━━━━━ Material to process

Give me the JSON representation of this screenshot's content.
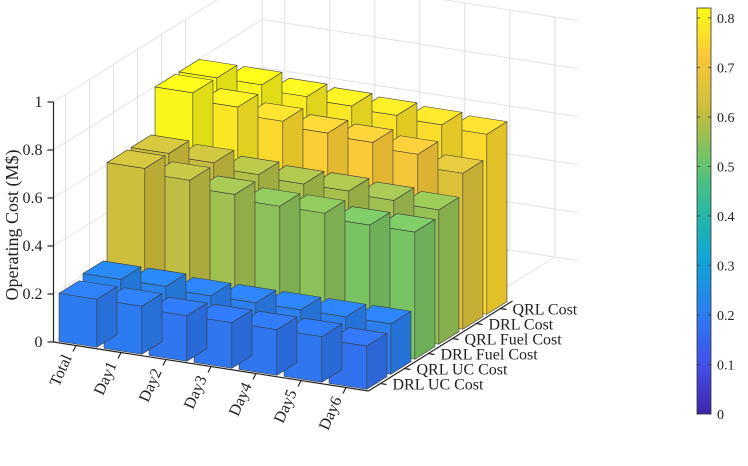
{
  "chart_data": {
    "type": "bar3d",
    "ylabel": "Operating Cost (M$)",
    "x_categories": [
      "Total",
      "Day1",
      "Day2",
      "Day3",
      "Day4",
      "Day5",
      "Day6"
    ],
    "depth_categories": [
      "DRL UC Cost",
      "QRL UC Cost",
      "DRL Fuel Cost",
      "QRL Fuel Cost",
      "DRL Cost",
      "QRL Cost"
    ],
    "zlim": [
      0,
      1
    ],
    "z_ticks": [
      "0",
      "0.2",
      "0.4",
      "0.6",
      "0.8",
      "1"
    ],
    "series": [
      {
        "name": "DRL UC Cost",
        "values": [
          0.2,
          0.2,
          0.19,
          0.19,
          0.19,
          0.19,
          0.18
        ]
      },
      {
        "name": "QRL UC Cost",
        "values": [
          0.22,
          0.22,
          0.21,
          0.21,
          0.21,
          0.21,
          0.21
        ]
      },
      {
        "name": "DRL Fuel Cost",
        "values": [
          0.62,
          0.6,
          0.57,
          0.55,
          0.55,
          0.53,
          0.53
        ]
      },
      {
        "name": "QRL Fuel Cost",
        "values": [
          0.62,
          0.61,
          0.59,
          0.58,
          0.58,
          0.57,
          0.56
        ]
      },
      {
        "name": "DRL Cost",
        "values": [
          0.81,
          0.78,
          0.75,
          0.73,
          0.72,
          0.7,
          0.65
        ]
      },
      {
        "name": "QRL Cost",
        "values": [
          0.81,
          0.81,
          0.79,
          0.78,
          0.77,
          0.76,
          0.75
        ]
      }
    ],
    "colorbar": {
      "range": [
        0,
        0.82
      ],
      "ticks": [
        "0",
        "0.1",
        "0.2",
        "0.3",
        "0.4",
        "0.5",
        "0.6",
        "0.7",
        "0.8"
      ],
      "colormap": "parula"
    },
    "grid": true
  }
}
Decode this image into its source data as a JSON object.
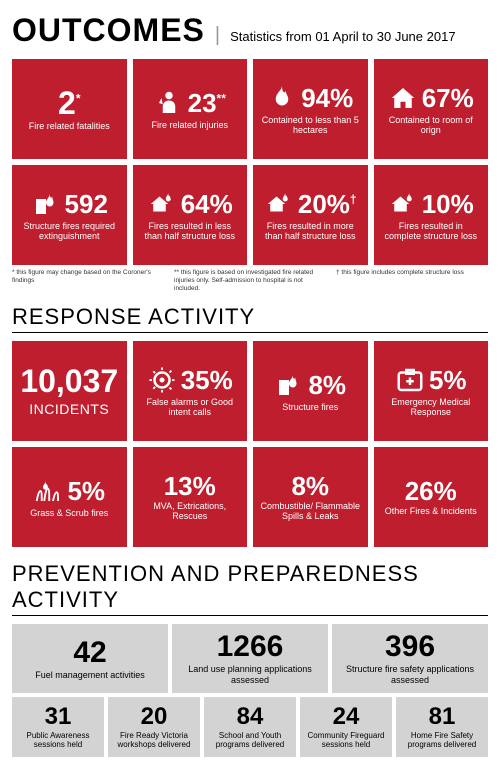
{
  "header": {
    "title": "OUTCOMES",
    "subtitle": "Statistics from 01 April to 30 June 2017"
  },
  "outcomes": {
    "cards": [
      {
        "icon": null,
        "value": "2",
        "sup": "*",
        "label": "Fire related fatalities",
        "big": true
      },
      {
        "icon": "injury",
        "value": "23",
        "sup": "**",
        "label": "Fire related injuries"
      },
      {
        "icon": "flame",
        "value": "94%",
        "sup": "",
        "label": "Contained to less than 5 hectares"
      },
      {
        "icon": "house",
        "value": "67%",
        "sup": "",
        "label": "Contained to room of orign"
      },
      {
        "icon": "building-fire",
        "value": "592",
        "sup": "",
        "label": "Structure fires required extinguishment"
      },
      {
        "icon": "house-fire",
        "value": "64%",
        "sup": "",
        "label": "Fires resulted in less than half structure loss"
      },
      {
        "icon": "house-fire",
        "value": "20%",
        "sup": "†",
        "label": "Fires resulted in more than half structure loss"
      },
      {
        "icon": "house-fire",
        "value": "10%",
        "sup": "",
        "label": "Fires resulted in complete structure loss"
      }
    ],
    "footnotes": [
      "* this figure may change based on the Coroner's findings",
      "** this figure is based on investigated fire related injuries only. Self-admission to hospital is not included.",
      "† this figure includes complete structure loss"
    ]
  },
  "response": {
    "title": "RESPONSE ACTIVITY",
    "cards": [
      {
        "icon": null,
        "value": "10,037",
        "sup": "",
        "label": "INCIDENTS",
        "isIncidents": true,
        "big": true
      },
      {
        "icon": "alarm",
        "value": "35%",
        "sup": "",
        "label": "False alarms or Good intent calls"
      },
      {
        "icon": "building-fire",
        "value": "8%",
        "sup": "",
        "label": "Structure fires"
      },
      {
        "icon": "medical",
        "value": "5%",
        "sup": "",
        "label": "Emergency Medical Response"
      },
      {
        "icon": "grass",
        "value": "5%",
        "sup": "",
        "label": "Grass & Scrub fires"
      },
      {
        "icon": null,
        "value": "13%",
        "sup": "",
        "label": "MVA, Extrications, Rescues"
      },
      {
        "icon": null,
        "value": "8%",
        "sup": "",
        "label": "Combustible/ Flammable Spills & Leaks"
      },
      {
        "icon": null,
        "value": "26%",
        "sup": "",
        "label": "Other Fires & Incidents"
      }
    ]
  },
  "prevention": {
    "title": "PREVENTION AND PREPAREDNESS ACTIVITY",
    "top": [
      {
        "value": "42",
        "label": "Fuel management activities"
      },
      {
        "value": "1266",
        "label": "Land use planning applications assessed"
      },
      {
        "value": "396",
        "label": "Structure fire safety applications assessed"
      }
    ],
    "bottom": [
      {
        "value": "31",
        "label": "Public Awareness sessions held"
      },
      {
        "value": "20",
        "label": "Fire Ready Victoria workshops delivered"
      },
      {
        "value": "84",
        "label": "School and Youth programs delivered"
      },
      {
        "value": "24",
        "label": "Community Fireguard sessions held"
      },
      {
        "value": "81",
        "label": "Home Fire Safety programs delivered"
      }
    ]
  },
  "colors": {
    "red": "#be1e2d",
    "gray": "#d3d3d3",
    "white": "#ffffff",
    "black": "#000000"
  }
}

━━━━━━━━━━
━━━━━ Material to process

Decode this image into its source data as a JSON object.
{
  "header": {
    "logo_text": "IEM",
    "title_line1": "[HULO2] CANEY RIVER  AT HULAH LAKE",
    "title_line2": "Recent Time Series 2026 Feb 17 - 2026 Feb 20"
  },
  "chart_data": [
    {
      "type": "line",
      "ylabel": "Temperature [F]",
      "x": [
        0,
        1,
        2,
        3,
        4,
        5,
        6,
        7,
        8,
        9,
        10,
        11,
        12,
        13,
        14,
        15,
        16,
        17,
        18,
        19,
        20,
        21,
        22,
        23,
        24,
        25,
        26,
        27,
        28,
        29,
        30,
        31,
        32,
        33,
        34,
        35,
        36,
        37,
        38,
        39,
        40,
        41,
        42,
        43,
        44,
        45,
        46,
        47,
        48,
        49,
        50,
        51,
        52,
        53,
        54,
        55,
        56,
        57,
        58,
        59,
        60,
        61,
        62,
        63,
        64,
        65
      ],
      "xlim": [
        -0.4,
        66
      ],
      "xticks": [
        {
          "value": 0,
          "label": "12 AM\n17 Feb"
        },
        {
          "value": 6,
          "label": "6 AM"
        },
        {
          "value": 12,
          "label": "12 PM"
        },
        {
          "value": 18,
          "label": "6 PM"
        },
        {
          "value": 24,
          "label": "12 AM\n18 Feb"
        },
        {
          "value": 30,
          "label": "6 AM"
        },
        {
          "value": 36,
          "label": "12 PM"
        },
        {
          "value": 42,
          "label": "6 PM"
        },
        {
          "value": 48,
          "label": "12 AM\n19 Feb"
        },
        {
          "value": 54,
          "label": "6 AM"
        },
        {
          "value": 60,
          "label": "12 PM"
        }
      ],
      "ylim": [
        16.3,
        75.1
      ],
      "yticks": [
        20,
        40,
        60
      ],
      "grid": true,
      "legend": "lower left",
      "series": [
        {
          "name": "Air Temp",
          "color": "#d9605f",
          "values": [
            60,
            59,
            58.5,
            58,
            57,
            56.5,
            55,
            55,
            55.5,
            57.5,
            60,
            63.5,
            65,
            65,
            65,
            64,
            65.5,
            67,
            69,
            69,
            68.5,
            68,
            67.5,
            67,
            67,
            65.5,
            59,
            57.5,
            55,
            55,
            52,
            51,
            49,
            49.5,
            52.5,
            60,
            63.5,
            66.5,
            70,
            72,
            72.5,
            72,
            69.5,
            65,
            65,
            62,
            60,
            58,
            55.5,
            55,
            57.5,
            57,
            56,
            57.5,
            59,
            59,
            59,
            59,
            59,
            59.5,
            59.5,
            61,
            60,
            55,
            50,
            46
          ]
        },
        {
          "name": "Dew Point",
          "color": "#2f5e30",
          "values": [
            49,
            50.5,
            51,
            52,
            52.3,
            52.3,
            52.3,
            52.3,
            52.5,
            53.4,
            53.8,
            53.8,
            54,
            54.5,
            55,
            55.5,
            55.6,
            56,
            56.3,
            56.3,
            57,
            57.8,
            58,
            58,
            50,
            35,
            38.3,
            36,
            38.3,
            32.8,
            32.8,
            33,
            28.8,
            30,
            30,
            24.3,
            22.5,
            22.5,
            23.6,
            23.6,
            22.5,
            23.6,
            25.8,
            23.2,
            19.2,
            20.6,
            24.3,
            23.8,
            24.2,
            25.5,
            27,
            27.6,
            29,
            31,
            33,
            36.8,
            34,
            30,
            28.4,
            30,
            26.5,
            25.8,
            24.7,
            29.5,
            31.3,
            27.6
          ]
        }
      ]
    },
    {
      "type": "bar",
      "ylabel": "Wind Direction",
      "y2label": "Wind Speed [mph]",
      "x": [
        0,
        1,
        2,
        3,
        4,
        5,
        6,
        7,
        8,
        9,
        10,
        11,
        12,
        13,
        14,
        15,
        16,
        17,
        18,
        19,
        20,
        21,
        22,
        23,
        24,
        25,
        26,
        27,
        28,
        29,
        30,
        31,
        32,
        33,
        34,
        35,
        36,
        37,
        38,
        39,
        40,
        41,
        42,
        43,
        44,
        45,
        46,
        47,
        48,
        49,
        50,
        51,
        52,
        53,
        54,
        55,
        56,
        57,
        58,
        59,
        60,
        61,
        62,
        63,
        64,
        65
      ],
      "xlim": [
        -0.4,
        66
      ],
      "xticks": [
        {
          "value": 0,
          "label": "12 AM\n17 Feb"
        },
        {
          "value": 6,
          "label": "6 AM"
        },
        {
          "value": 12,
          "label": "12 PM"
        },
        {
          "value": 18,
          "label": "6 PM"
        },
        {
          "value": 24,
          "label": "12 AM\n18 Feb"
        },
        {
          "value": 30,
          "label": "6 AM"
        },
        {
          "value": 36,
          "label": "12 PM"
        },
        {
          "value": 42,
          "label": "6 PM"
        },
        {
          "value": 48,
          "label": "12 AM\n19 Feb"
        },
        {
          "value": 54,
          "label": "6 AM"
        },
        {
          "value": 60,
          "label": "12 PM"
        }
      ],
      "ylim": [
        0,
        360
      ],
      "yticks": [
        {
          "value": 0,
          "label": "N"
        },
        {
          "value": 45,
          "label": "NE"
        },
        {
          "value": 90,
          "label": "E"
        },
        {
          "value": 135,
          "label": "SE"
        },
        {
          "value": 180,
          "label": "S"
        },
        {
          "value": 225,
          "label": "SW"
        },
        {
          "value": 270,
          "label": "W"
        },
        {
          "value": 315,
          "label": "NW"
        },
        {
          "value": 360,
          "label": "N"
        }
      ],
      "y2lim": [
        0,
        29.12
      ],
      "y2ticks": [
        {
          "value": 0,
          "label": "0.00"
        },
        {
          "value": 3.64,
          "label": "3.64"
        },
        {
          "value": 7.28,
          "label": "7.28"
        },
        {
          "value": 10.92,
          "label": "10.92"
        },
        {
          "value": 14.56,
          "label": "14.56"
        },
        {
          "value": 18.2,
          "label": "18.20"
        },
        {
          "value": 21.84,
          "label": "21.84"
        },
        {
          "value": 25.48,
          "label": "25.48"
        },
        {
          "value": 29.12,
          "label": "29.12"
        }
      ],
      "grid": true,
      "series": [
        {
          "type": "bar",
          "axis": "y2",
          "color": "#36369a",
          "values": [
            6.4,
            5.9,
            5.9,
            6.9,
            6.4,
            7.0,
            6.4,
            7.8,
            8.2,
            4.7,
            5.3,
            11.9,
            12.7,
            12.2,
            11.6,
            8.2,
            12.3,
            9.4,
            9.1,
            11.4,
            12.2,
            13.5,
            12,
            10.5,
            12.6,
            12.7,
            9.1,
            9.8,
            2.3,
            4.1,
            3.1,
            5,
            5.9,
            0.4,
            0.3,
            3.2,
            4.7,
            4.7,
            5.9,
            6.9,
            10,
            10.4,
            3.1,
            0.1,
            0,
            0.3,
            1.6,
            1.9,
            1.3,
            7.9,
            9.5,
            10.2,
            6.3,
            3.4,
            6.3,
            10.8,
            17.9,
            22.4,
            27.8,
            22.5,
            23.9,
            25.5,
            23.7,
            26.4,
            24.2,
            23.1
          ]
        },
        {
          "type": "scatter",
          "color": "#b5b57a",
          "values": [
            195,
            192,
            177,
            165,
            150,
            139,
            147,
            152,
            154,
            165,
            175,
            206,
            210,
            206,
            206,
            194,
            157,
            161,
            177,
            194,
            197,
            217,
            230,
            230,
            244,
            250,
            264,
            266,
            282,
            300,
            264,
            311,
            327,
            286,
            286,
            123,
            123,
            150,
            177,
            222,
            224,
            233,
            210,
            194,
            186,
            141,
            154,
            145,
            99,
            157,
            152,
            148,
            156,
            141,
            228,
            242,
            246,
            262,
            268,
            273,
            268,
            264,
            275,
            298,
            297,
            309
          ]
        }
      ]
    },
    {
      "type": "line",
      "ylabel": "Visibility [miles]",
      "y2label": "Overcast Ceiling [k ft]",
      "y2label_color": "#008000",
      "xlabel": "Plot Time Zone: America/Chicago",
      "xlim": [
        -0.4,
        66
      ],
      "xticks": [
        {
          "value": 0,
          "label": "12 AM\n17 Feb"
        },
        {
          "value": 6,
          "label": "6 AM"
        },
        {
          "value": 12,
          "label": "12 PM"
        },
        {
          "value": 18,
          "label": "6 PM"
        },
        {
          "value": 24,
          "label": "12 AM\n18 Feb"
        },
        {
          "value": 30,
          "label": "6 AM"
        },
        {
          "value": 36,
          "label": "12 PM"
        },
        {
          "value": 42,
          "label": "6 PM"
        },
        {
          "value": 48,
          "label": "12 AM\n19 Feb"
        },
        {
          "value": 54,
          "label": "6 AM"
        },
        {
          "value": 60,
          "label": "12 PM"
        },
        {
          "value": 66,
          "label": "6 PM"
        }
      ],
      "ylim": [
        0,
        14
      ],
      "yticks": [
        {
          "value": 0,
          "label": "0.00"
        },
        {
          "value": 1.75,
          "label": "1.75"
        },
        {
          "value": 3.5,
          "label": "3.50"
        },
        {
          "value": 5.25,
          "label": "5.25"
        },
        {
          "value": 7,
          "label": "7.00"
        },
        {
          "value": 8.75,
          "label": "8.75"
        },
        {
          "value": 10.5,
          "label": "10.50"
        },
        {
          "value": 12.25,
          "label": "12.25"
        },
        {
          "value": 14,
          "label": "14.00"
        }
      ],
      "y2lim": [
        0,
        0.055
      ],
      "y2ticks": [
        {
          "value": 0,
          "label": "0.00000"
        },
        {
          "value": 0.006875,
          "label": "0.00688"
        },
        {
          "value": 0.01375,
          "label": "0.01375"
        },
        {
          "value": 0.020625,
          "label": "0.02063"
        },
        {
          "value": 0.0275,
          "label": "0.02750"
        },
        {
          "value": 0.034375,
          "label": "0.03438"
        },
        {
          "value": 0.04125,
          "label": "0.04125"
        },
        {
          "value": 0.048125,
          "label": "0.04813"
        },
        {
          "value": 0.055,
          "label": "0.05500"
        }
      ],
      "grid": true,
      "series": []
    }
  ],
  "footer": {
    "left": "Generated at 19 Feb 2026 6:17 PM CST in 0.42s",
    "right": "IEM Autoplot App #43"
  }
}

━━━━━━━━━━

**What is expected:**
Exactly how many lines of the listing above contain the string "type"? Give no more than the number.

**The output:**
6